• _OBJECTIVE_
Determine how many lines include the word "TOTALES", then give that number and nothing more.

• _PROVIDED INFORMATION_
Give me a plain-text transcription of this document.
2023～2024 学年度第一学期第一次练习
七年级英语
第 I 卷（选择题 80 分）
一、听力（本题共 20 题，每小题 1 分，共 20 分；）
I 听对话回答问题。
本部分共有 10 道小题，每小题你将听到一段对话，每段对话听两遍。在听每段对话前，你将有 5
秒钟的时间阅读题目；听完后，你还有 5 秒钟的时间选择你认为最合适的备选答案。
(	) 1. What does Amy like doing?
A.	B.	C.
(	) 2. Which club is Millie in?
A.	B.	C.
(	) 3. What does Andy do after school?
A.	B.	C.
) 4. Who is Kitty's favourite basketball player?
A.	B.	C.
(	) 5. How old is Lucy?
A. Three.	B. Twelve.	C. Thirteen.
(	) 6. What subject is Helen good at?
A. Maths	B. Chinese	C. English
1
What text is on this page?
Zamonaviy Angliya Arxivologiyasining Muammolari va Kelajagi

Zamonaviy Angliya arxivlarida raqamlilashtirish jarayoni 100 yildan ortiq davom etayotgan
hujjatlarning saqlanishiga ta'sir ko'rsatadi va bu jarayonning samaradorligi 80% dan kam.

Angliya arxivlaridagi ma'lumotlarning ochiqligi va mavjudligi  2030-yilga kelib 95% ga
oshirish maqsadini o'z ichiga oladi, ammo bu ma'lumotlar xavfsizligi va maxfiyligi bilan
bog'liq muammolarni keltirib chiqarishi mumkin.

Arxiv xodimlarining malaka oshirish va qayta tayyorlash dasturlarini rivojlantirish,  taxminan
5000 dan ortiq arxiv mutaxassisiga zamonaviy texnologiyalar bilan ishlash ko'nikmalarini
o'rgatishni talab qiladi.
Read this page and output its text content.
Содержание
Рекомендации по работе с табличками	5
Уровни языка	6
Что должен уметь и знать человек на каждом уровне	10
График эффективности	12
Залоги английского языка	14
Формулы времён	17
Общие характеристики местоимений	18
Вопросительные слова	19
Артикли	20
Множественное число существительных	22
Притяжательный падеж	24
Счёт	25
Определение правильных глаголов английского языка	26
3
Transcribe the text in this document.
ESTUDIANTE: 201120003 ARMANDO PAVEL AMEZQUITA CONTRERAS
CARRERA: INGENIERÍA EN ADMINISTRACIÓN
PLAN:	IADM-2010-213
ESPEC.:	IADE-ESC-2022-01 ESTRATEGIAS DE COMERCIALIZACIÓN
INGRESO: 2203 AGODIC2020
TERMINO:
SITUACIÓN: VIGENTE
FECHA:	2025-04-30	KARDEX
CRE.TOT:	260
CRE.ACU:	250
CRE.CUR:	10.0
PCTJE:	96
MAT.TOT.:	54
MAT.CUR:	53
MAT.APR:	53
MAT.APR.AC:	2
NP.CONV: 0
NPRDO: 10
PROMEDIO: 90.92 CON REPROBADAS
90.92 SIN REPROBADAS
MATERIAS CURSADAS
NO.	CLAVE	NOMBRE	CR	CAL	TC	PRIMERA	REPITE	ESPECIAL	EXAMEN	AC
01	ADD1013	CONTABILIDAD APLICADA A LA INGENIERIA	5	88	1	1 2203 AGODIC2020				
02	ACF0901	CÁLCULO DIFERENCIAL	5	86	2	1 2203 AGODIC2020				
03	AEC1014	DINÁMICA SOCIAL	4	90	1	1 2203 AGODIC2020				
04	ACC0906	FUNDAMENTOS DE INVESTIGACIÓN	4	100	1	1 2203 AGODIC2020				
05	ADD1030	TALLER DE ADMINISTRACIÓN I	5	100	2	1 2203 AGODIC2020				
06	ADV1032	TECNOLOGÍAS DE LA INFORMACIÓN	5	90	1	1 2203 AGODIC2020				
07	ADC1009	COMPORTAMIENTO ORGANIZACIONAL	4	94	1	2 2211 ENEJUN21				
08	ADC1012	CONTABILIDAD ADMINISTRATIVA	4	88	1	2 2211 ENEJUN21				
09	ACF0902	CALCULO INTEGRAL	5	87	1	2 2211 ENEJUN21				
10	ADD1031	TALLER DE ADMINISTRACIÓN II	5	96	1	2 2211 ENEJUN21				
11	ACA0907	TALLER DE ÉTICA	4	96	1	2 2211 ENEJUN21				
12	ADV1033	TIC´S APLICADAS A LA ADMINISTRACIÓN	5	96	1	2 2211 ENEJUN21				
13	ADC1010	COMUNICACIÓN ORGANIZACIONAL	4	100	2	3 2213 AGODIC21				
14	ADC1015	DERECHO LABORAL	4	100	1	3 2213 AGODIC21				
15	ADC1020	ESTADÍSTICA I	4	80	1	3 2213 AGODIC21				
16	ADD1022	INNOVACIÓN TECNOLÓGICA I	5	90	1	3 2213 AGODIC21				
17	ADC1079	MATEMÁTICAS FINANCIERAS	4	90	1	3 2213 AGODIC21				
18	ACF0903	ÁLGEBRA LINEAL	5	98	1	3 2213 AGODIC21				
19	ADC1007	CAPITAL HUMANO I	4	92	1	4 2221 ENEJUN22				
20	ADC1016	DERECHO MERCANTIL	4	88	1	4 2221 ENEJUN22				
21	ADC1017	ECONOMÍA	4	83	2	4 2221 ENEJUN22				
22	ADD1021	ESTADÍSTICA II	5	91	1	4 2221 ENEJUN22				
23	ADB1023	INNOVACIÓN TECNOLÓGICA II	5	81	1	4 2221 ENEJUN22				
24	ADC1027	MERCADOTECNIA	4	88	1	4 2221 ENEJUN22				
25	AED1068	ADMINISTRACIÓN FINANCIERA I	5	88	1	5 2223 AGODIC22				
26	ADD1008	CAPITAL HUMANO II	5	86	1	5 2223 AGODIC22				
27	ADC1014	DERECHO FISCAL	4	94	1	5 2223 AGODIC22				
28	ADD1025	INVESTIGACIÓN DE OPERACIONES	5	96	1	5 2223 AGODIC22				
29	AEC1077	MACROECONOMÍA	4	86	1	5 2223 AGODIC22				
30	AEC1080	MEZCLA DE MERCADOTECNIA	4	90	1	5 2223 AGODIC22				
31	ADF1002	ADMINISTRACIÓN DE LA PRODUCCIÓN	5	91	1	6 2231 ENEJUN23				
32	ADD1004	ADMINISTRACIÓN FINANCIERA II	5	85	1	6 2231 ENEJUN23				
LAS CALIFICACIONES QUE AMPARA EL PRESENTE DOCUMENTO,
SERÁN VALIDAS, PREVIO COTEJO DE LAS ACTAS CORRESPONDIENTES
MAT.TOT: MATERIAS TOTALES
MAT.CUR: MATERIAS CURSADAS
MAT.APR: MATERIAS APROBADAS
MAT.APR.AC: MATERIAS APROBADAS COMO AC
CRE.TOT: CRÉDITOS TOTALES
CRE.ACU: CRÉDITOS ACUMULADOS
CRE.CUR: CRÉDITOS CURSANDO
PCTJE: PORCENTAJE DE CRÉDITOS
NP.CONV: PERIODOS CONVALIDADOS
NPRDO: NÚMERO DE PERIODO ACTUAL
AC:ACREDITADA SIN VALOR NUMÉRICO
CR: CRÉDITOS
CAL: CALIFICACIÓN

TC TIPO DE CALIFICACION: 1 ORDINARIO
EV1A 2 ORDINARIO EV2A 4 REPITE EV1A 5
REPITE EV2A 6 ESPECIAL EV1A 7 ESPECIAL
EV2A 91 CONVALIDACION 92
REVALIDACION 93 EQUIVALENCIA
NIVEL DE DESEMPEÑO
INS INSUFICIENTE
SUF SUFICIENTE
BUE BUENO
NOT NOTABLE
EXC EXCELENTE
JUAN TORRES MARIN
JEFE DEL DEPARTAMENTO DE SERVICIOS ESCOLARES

• _FULL ANSWER_
2